Direction
Extract every line that includes the string "Equity".

A run of records:
+-------+
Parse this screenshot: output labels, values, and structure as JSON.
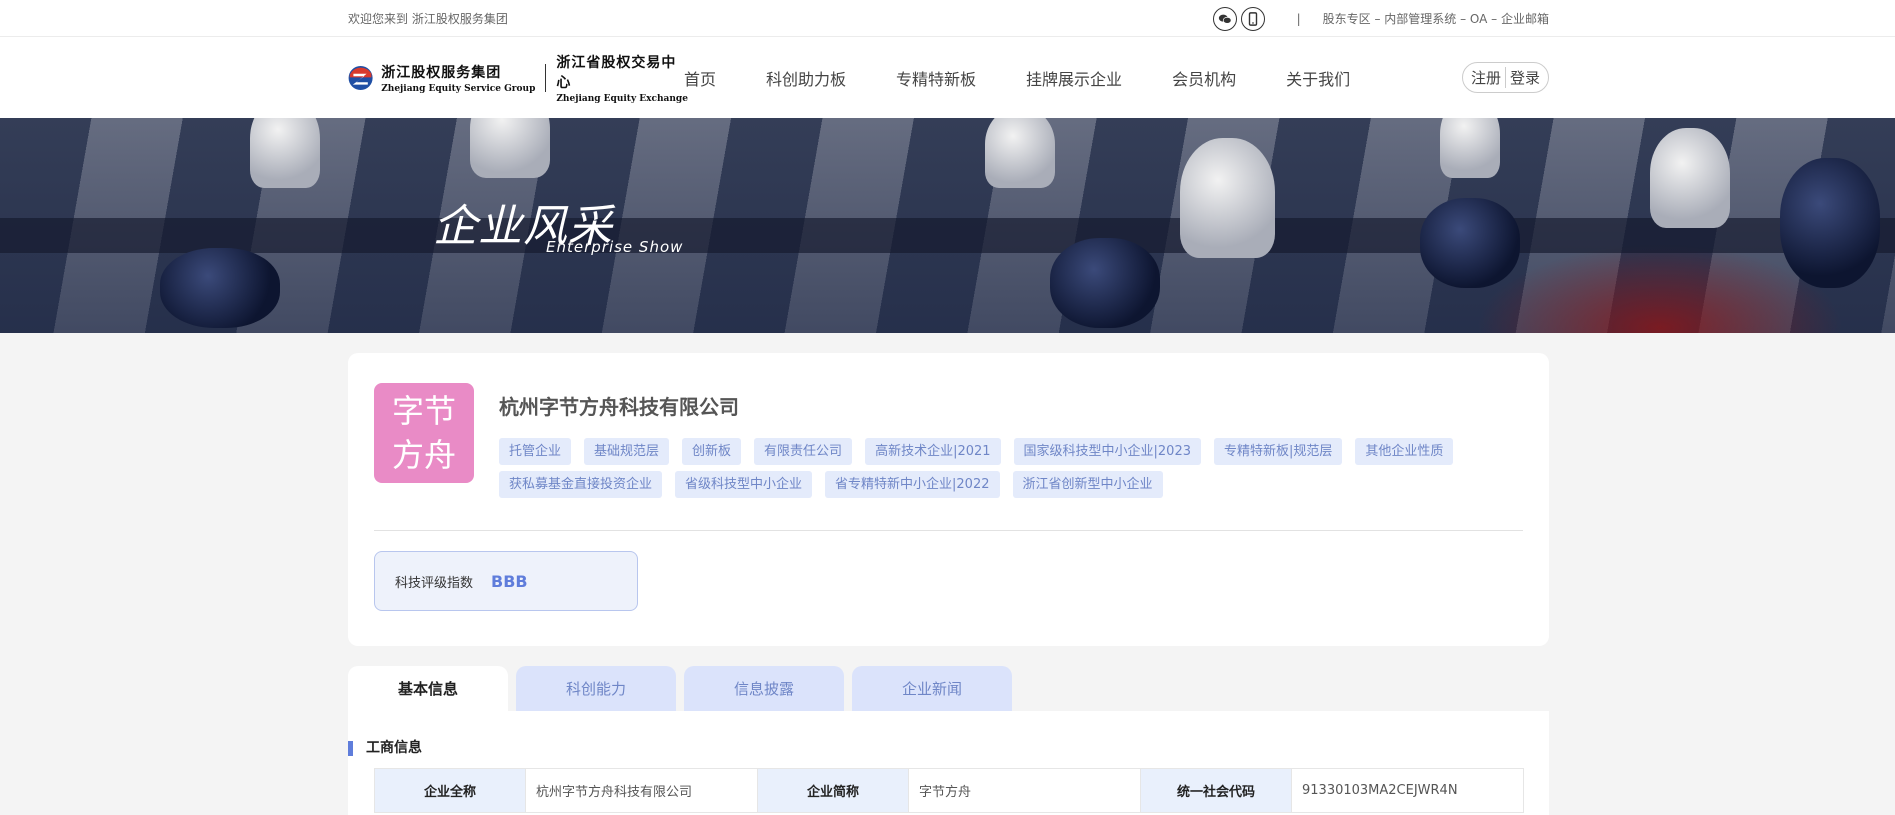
{
  "topbar": {
    "welcome": "欢迎您来到 浙江股权服务集团",
    "separator": "|",
    "links": "股东专区 – 内部管理系统 – OA – 企业邮箱"
  },
  "header": {
    "logo": {
      "cn1": "浙江股权服务集团",
      "en1": "Zhejiang Equity Service Group",
      "cn2": "浙江省股权交易中心",
      "en2": "Zhejiang Equity Exchange"
    },
    "nav": [
      "首页",
      "科创助力板",
      "专精特新板",
      "挂牌展示企业",
      "会员机构",
      "关于我们"
    ],
    "register": "注册",
    "login": "登录"
  },
  "banner": {
    "title": "企业风采",
    "subtitle": "Enterprise  Show"
  },
  "company": {
    "avatar_text": "字节方舟",
    "name": "杭州字节方舟科技有限公司",
    "tags": [
      "托管企业",
      "基础规范层",
      "创新板",
      "有限责任公司",
      "高新技术企业|2021",
      "国家级科技型中小企业|2023",
      "专精特新板|规范层",
      "其他企业性质",
      "获私募基金直接投资企业",
      "省级科技型中小企业",
      "省专精特新中小企业|2022",
      "浙江省创新型中小企业"
    ],
    "rating_label": "科技评级指数",
    "rating_value": "BBB"
  },
  "tabs": [
    "基本信息",
    "科创能力",
    "信息披露",
    "企业新闻"
  ],
  "section": {
    "title": "工商信息",
    "row": [
      {
        "label": "企业全称",
        "value": "杭州字节方舟科技有限公司"
      },
      {
        "label": "企业简称",
        "value": "字节方舟"
      },
      {
        "label": "统一社会代码",
        "value": "91330103MA2CEJWR4N"
      }
    ]
  },
  "colors": {
    "accent": "#5f7ddb",
    "tag_bg": "#e4ebfb",
    "avatar": "#e98bc6"
  }
}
+-------+
Exercise solution
      "en1": "Zhejiang Equity Service Group",
      "en2": "Zhejiang Equity Exchange"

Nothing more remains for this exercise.